> **GOAL**: Every entry that follows should be reproduced exactly.

%%

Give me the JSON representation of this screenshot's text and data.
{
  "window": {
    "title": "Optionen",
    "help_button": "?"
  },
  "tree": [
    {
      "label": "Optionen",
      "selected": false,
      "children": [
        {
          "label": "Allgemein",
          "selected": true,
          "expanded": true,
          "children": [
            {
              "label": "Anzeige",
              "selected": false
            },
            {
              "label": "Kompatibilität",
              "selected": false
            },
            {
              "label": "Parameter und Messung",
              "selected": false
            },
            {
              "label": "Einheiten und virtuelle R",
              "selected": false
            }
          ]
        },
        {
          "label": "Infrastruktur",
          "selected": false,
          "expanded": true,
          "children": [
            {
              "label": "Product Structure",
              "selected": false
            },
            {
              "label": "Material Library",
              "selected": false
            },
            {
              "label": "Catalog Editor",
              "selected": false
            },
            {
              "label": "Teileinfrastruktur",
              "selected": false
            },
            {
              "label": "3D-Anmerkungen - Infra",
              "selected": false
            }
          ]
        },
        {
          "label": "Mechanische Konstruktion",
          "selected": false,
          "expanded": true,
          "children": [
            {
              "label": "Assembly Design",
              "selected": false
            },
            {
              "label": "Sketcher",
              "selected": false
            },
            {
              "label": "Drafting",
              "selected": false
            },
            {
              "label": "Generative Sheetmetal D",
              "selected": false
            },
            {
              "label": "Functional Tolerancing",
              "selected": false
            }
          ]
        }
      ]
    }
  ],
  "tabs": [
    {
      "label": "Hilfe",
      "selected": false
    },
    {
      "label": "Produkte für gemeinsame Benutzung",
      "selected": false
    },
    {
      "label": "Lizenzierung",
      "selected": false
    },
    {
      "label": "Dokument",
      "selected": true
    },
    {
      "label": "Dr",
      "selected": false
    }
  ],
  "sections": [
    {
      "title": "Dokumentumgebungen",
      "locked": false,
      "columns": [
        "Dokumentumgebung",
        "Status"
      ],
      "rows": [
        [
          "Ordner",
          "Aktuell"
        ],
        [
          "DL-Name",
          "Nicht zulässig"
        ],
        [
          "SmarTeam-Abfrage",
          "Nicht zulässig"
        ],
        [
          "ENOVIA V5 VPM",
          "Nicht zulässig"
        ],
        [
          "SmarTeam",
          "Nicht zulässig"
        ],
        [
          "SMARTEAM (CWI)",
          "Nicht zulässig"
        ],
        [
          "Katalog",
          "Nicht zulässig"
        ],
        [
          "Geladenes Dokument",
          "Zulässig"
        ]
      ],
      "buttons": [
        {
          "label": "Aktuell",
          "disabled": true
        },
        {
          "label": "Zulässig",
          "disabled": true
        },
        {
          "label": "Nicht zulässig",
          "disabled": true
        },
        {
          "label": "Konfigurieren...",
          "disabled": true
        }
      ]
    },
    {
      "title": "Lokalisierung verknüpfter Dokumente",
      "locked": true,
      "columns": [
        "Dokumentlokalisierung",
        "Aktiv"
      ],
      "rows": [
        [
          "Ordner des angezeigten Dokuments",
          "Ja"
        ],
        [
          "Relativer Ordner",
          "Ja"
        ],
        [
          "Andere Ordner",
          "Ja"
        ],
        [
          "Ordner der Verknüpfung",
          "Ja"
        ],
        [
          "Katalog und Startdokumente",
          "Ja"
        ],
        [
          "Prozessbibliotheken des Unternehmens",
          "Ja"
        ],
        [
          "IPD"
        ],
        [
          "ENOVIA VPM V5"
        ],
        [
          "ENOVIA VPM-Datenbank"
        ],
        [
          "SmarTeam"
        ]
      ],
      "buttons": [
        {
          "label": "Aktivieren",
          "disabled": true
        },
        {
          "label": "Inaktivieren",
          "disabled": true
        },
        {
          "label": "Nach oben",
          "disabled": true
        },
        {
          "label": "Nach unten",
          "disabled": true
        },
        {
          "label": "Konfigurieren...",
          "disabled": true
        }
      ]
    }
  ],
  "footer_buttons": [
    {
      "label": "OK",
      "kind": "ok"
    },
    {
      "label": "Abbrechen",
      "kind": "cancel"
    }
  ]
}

%%

> **TASK OUTPUT**:
Give me the JSON representation of this screenshot's text and data.
{
  "window": {
    "title": "Optionen",
    "help_button": "?"
  },
  "tree": [
    {
      "label": "Optionen",
      "selected": false,
      "children": [
        {
          "label": "Allgemein",
          "selected": true,
          "expanded": true,
          "children": [
            {
              "label": "Anzeige",
              "selected": false
            },
            {
              "label": "Kompatibilität",
              "selected": false
            },
            {
              "label": "Parameter und Messung",
              "selected": false
            },
            {
              "label": "Einheiten und virtuelle R",
              "selected": false
            }
          ]
        },
        {
          "label": "Infrastruktur",
          "selected": false,
          "expanded": true,
          "children": [
            {
              "label": "Product Structure",
              "selected": false
            },
            {
              "label": "Material Library",
              "selected": false
            },
            {
              "label": "Catalog Editor",
              "selected": false
            },
            {
              "label": "Teileinfrastruktur",
              "selected": false
            },
            {
              "label": "3D-Anmerkungen - Infra",
              "selected": false
            }
          ]
        },
        {
          "label": "Mechanische Konstruktion",
          "selected": false,
          "expanded": true,
          "children": [
            {
              "label": "Assembly Design",
              "selected": false
            },
            {
              "label": "Sketcher",
              "selected": false
            },
            {
              "label": "Drafting",
              "selected": false
            },
            {
              "label": "Generative Sheetmetal D",
              "selected": false
            },
            {
              "label": "Functional Tolerancing",
              "selected": false
            }
          ]
        }
      ]
    }
  ],
  "tabs": [
    {
      "label": "Hilfe",
      "selected": false
    },
    {
      "label": "Produkte für gemeinsame Benutzung",
      "selected": false
    },
    {
      "label": "Lizenzierung",
      "selected": false
    },
    {
      "label": "Dokument",
      "selected": true
    },
    {
      "label": "Dr",
      "selected": false
    }
  ],
  "sections": [
    {
      "title": "Dokumentumgebungen",
      "locked": false,
      "columns": [
        "Dokumentumgebung",
        "Status"
      ],
      "rows": [
        [
          "Ordner",
          "Aktuell"
        ],
        [
          "DL-Name",
          "Nicht zulässig"
        ],
        [
          "SmarTeam-Abfrage",
          "Nicht zulässig"
        ],
        [
          "ENOVIA V5 VPM",
          "Nicht zulässig"
        ],
        [
          "SmarTeam",
          "Nicht zulässig"
        ],
        [
          "SMARTEAM (CWI)",
          "Nicht zulässig"
        ],
        [
          "Katalog",
          "Nicht zulässig"
        ],
        [
          "Geladenes Dokument",
          "Zulässig"
        ]
      ],
      "buttons": [
        {
          "label": "Aktuell",
          "disabled": true
        },
        {
          "label": "Zulässig",
          "disabled": true
        },
        {
          "label": "Nicht zulässig",
          "disabled": true
        },
        {
          "label": "Konfigurieren...",
          "disabled": true
        }
      ]
    },
    {
      "title": "Lokalisierung verknüpfter Dokumente",
      "locked": true,
      "columns": [
        "Dokumentlokalisierung",
        "Aktiv"
      ],
      "rows": [
        [
          "Ordner des angezeigten Dokuments",
          "Ja"
        ],
        [
          "Relativer Ordner",
          "Ja"
        ],
        [
          "Andere Ordner",
          "Ja"
        ],
        [
          "Ordner der Verknüpfung",
          "Ja"
        ],
        [
          "Katalog und Startdokumente",
          "Ja"
        ],
        [
          "Prozessbibliotheken des Unternehmens",
          "Ja"
        ],
        [
          "IPD"
        ],
        [
          "ENOVIA VPM V5"
        ],
        [
          "ENOVIA VPM-Datenbank"
        ],
        [
          "SmarTeam"
        ]
      ],
      "buttons": [
        {
          "label": "Aktivieren",
          "disabled": true
        },
        {
          "label": "Inaktivieren",
          "disabled": true
        },
        {
          "label": "Nach oben",
          "disabled": true
        },
        {
          "label": "Nach unten",
          "disabled": true
        },
        {
          "label": "Konfigurieren...",
          "disabled": true
        }
      ]
    }
  ],
  "footer_buttons": [
    {
      "label": "OK",
      "kind": "ok"
    },
    {
      "label": "Abbrechen",
      "kind": "cancel"
    }
  ]
}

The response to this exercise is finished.